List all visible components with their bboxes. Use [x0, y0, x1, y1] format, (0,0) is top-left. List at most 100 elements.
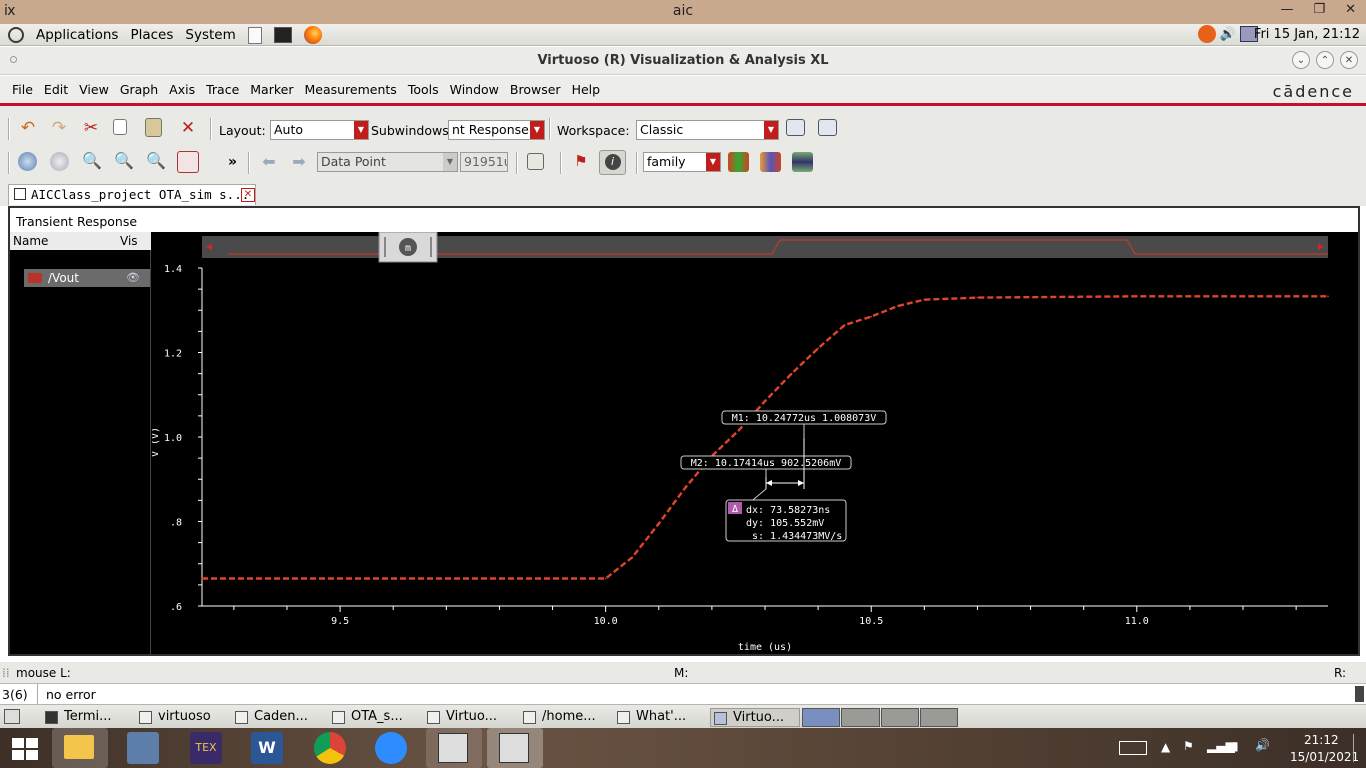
- wifi-icon[interactable]: ▂▄▆: [1207, 739, 1235, 753]
- family-plot-icon[interactable]: [728, 152, 749, 172]
- speaker-icon[interactable]: 🔊: [1255, 738, 1270, 752]
- delta-marker[interactable]: Δ dx: 73.58273ns dy: 105.552mV s: 1.4344…: [725, 438, 847, 542]
- globe-icon[interactable]: [50, 152, 69, 171]
- task-home[interactable]: /home...: [520, 708, 610, 727]
- menu-view[interactable]: View: [79, 82, 109, 97]
- delete-icon[interactable]: ✕: [177, 118, 199, 140]
- xming-active-icon[interactable]: [487, 728, 543, 768]
- back-arrow-icon[interactable]: ⬅: [258, 152, 280, 174]
- minimize-icon[interactable]: —: [1280, 2, 1293, 17]
- terminal-launcher-icon[interactable]: [273, 27, 292, 43]
- word-icon[interactable]: W: [251, 732, 283, 764]
- family-select[interactable]: family ▼: [643, 152, 721, 172]
- menu-system[interactable]: System: [185, 27, 235, 43]
- menu-file[interactable]: File: [12, 82, 33, 97]
- zoom-in-icon[interactable]: 🔍: [113, 151, 135, 173]
- undo-icon[interactable]: ↶: [17, 118, 39, 140]
- delete-workspace-icon[interactable]: [818, 119, 837, 136]
- system-time[interactable]: 21:12: [1304, 733, 1339, 747]
- family-split-icon[interactable]: [792, 152, 813, 172]
- subwindows-select[interactable]: nt Response ▼: [448, 120, 545, 140]
- trace-point: [923, 298, 926, 301]
- task-cadence[interactable]: Caden...: [232, 708, 322, 727]
- task-whats[interactable]: What'...: [614, 708, 702, 727]
- workspace-4[interactable]: [919, 708, 958, 727]
- zoom-region-icon[interactable]: [177, 151, 199, 173]
- more-tools-icon[interactable]: »: [228, 154, 237, 170]
- chrome-icon[interactable]: [314, 732, 346, 764]
- zoom-app-icon[interactable]: [375, 732, 407, 764]
- menu-edit[interactable]: Edit: [44, 82, 68, 97]
- task-terminal[interactable]: Termi...: [42, 708, 130, 727]
- save-workspace-icon[interactable]: [786, 119, 805, 136]
- workspace-1[interactable]: [802, 708, 841, 727]
- tray-expand-icon[interactable]: ▲: [1161, 740, 1170, 754]
- trace-color-swatch: [28, 273, 42, 283]
- overview-bar[interactable]: [202, 236, 1328, 258]
- windows-start-icon[interactable]: [12, 738, 38, 760]
- task-virtuoso[interactable]: virtuoso: [136, 708, 226, 727]
- battery-icon[interactable]: ▮: [1232, 739, 1239, 753]
- coordinate-field[interactable]: 91951u: [460, 152, 508, 172]
- marker-flag-icon[interactable]: ⚑: [570, 152, 592, 174]
- update-notifier-icon[interactable]: [1197, 25, 1216, 43]
- calculator-icon[interactable]: [527, 153, 544, 170]
- info-icon[interactable]: i: [599, 150, 626, 175]
- task-label: Virtuo...: [446, 709, 498, 724]
- fit-icon[interactable]: [18, 152, 37, 171]
- notification-icon[interactable]: [1353, 734, 1361, 762]
- close-icon[interactable]: ✕: [1345, 2, 1356, 17]
- xming-icon[interactable]: [426, 728, 482, 768]
- menu-applications[interactable]: Applications: [36, 27, 118, 43]
- layout-select[interactable]: Auto ▼: [270, 120, 369, 140]
- datapoint-select[interactable]: Data Point ▼: [317, 152, 458, 172]
- keyboard-icon[interactable]: [1119, 741, 1147, 755]
- task-virtuoso-active[interactable]: Virtuo...: [710, 708, 800, 727]
- menu-browser[interactable]: Browser: [510, 82, 561, 97]
- menu-places[interactable]: Places: [130, 27, 173, 43]
- system-date[interactable]: 15/01/2021: [1290, 750, 1359, 764]
- maximize-icon[interactable]: ⌃: [1316, 51, 1334, 69]
- close-icon[interactable]: ✕: [1340, 51, 1358, 69]
- shell-icon[interactable]: [127, 732, 159, 764]
- cut-icon[interactable]: ✂: [80, 118, 102, 140]
- task-virtuoso-2[interactable]: Virtuo...: [424, 708, 514, 727]
- volume-icon[interactable]: 🔊: [1220, 27, 1236, 42]
- menu-graph[interactable]: Graph: [120, 82, 158, 97]
- forward-arrow-icon[interactable]: ➡: [288, 152, 310, 174]
- text-editor-launcher-icon[interactable]: [247, 26, 262, 44]
- close-tab-icon[interactable]: ✕: [241, 188, 255, 202]
- menu-axis[interactable]: Axis: [169, 82, 195, 97]
- file-explorer-icon[interactable]: [52, 728, 108, 768]
- tex-icon[interactable]: TEX: [190, 732, 222, 764]
- redo-icon[interactable]: ↷: [48, 118, 70, 140]
- scrollbar-handle[interactable]: [1355, 686, 1364, 702]
- panel-clock[interactable]: Fri 15 Jan, 21:12: [1254, 27, 1360, 42]
- restore-icon[interactable]: ❐: [1313, 2, 1325, 17]
- firefox-launcher-icon[interactable]: [303, 26, 322, 44]
- menu-measurements[interactable]: Measurements: [304, 82, 396, 97]
- menu-trace[interactable]: Trace: [206, 82, 239, 97]
- copy-icon[interactable]: [113, 119, 127, 135]
- menu-tools[interactable]: Tools: [408, 82, 439, 97]
- workspace-2[interactable]: [841, 708, 880, 727]
- minimize-icon[interactable]: ⌄: [1292, 51, 1310, 69]
- zoom-out-icon[interactable]: 🔍: [145, 151, 167, 173]
- workspace-3[interactable]: [880, 708, 919, 727]
- workspace-switcher[interactable]: [802, 708, 958, 727]
- paste-icon[interactable]: [145, 118, 162, 137]
- show-desktop-icon[interactable]: [4, 709, 20, 724]
- family-overlay-icon[interactable]: [760, 152, 781, 172]
- menu-help[interactable]: Help: [572, 82, 601, 97]
- menu-marker[interactable]: Marker: [250, 82, 293, 97]
- legend-row-vout[interactable]: /Vout 👁: [24, 269, 150, 287]
- action-flag-icon[interactable]: ⚑: [1183, 739, 1194, 753]
- marker-m1[interactable]: M1: 10.24772us 1.008073V: [721, 410, 887, 438]
- menu-window[interactable]: Window: [450, 82, 499, 97]
- task-ota-sim[interactable]: OTA_s...: [329, 708, 419, 727]
- zoom-icon[interactable]: 🔍: [81, 151, 103, 173]
- tab-waveform[interactable]: AICClass_project OTA_sim s... ✕: [8, 184, 256, 205]
- workspace-select[interactable]: Classic ▼: [636, 120, 779, 140]
- visibility-eye-icon[interactable]: 👁: [126, 271, 140, 284]
- waveform-plot[interactable]: m 9.5 10.0 10.5 11.0 1.4 1.2 1.0 .8 .6 V (V) tim…: [152, 232, 1358, 654]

+---+

Goal: Copy every line of the entries above verbatim, omitting the pictures.

Written response:
List all visible components with their bboxes. Use [x0, y0, x1, y1] format, (0,0) is top-left. List at most 100 elements.
- wifi-icon[interactable]: ▂▄▆: [1207, 739, 1235, 753]
- family-plot-icon[interactable]: [728, 152, 749, 172]
- speaker-icon[interactable]: 🔊: [1255, 738, 1270, 752]
- delta-marker[interactable]: Δ dx: 73.58273ns dy: 105.552mV s: 1.4344…: [725, 438, 847, 542]
- globe-icon[interactable]: [50, 152, 69, 171]
- task-home[interactable]: /home...: [520, 708, 610, 727]
- menu-view[interactable]: View: [79, 82, 109, 97]
- delete-icon[interactable]: ✕: [177, 118, 199, 140]
- xming-active-icon[interactable]: [487, 728, 543, 768]
- back-arrow-icon[interactable]: ⬅: [258, 152, 280, 174]
- minimize-icon[interactable]: —: [1280, 2, 1293, 17]
- terminal-launcher-icon[interactable]: [273, 27, 292, 43]
- word-icon[interactable]: W: [251, 732, 283, 764]
- family-select[interactable]: family ▼: [643, 152, 721, 172]
- menu-system[interactable]: System: [185, 27, 235, 43]
- menu-file[interactable]: File: [12, 82, 33, 97]
- zoom-in-icon[interactable]: 🔍: [113, 151, 135, 173]
- undo-icon[interactable]: ↶: [17, 118, 39, 140]
- delete-workspace-icon[interactable]: [818, 119, 837, 136]
- system-time[interactable]: 21:12: [1304, 733, 1339, 747]
- family-split-icon[interactable]: [792, 152, 813, 172]
- subwindows-select[interactable]: nt Response ▼: [448, 120, 545, 140]
- trace-point: [923, 298, 926, 301]
- task-cadence[interactable]: Caden...: [232, 708, 322, 727]
- task-whats[interactable]: What'...: [614, 708, 702, 727]
- workspace-4[interactable]: [919, 708, 958, 727]
- zoom-region-icon[interactable]: [177, 151, 199, 173]
- more-tools-icon[interactable]: »: [228, 154, 237, 170]
- chrome-icon[interactable]: [314, 732, 346, 764]
- zoom-app-icon[interactable]: [375, 732, 407, 764]
- menu-edit[interactable]: Edit: [44, 82, 68, 97]
- task-terminal[interactable]: Termi...: [42, 708, 130, 727]
- save-workspace-icon[interactable]: [786, 119, 805, 136]
- workspace-1[interactable]: [802, 708, 841, 727]
- tray-expand-icon[interactable]: ▲: [1161, 740, 1170, 754]
- trace-color-swatch: [28, 273, 42, 283]
- overview-bar[interactable]: [202, 236, 1328, 258]
- windows-start-icon[interactable]: [12, 738, 38, 760]
- task-virtuoso[interactable]: virtuoso: [136, 708, 226, 727]
- battery-icon[interactable]: ▮: [1232, 739, 1239, 753]
- coordinate-field[interactable]: 91951u: [460, 152, 508, 172]
- marker-flag-icon[interactable]: ⚑: [570, 152, 592, 174]
- update-notifier-icon[interactable]: [1197, 25, 1216, 43]
- calculator-icon[interactable]: [527, 153, 544, 170]
- info-icon[interactable]: i: [599, 150, 626, 175]
- task-label: Virtuo...: [446, 709, 498, 724]
- fit-icon[interactable]: [18, 152, 37, 171]
- notification-icon[interactable]: [1353, 734, 1361, 762]
- close-icon[interactable]: ✕: [1345, 2, 1356, 17]
- xming-icon[interactable]: [426, 728, 482, 768]
- menu-applications[interactable]: Applications: [36, 27, 118, 43]
- layout-select[interactable]: Auto ▼: [270, 120, 369, 140]
- datapoint-select[interactable]: Data Point ▼: [317, 152, 458, 172]
- keyboard-icon[interactable]: [1119, 741, 1147, 755]
- task-virtuoso-active[interactable]: Virtuo...: [710, 708, 800, 727]
- menu-browser[interactable]: Browser: [510, 82, 561, 97]
- menu-places[interactable]: Places: [130, 27, 173, 43]
- system-date[interactable]: 15/01/2021: [1290, 750, 1359, 764]
- maximize-icon[interactable]: ⌃: [1316, 51, 1334, 69]
- close-icon[interactable]: ✕: [1340, 51, 1358, 69]
- shell-icon[interactable]: [127, 732, 159, 764]
- cut-icon[interactable]: ✂: [80, 118, 102, 140]
- task-virtuoso-2[interactable]: Virtuo...: [424, 708, 514, 727]
- volume-icon[interactable]: 🔊: [1220, 27, 1236, 42]
- menu-graph[interactable]: Graph: [120, 82, 158, 97]
- forward-arrow-icon[interactable]: ➡: [288, 152, 310, 174]
- text-editor-launcher-icon[interactable]: [247, 26, 262, 44]
- close-tab-icon[interactable]: ✕: [241, 188, 255, 202]
- menu-axis[interactable]: Axis: [169, 82, 195, 97]
- file-explorer-icon[interactable]: [52, 728, 108, 768]
- tex-icon[interactable]: TEX: [190, 732, 222, 764]
- redo-icon[interactable]: ↷: [48, 118, 70, 140]
- scrollbar-handle[interactable]: [1355, 686, 1364, 702]
- panel-clock[interactable]: Fri 15 Jan, 21:12: [1254, 27, 1360, 42]
- restore-icon[interactable]: ❐: [1313, 2, 1325, 17]
- firefox-launcher-icon[interactable]: [303, 26, 322, 44]
- menu-measurements[interactable]: Measurements: [304, 82, 396, 97]
- menu-trace[interactable]: Trace: [206, 82, 239, 97]
- copy-icon[interactable]: [113, 119, 127, 135]
- menu-tools[interactable]: Tools: [408, 82, 439, 97]
- workspace-2[interactable]: [841, 708, 880, 727]
- minimize-icon[interactable]: ⌄: [1292, 51, 1310, 69]
- zoom-out-icon[interactable]: 🔍: [145, 151, 167, 173]
- workspace-3[interactable]: [880, 708, 919, 727]
- workspace-switcher[interactable]: [802, 708, 958, 727]
- paste-icon[interactable]: [145, 118, 162, 137]
- show-desktop-icon[interactable]: [4, 709, 20, 724]
- family-overlay-icon[interactable]: [760, 152, 781, 172]
- menu-help[interactable]: Help: [572, 82, 601, 97]
- menu-marker[interactable]: Marker: [250, 82, 293, 97]
- legend-row-vout[interactable]: /Vout 👁: [24, 269, 150, 287]
- action-flag-icon[interactable]: ⚑: [1183, 739, 1194, 753]
- marker-m1[interactable]: M1: 10.24772us 1.008073V: [721, 410, 887, 438]
- menu-window[interactable]: Window: [450, 82, 499, 97]
- task-ota-sim[interactable]: OTA_s...: [329, 708, 419, 727]
- zoom-icon[interactable]: 🔍: [81, 151, 103, 173]
- tab-waveform[interactable]: AICClass_project OTA_sim s... ✕: [8, 184, 256, 205]
- workspace-select[interactable]: Classic ▼: [636, 120, 779, 140]
- visibility-eye-icon[interactable]: 👁: [126, 271, 140, 284]
- waveform-plot[interactable]: m 9.5 10.0 10.5 11.0 1.4 1.2 1.0 .8 .6 V (V) tim…: [152, 232, 1358, 654]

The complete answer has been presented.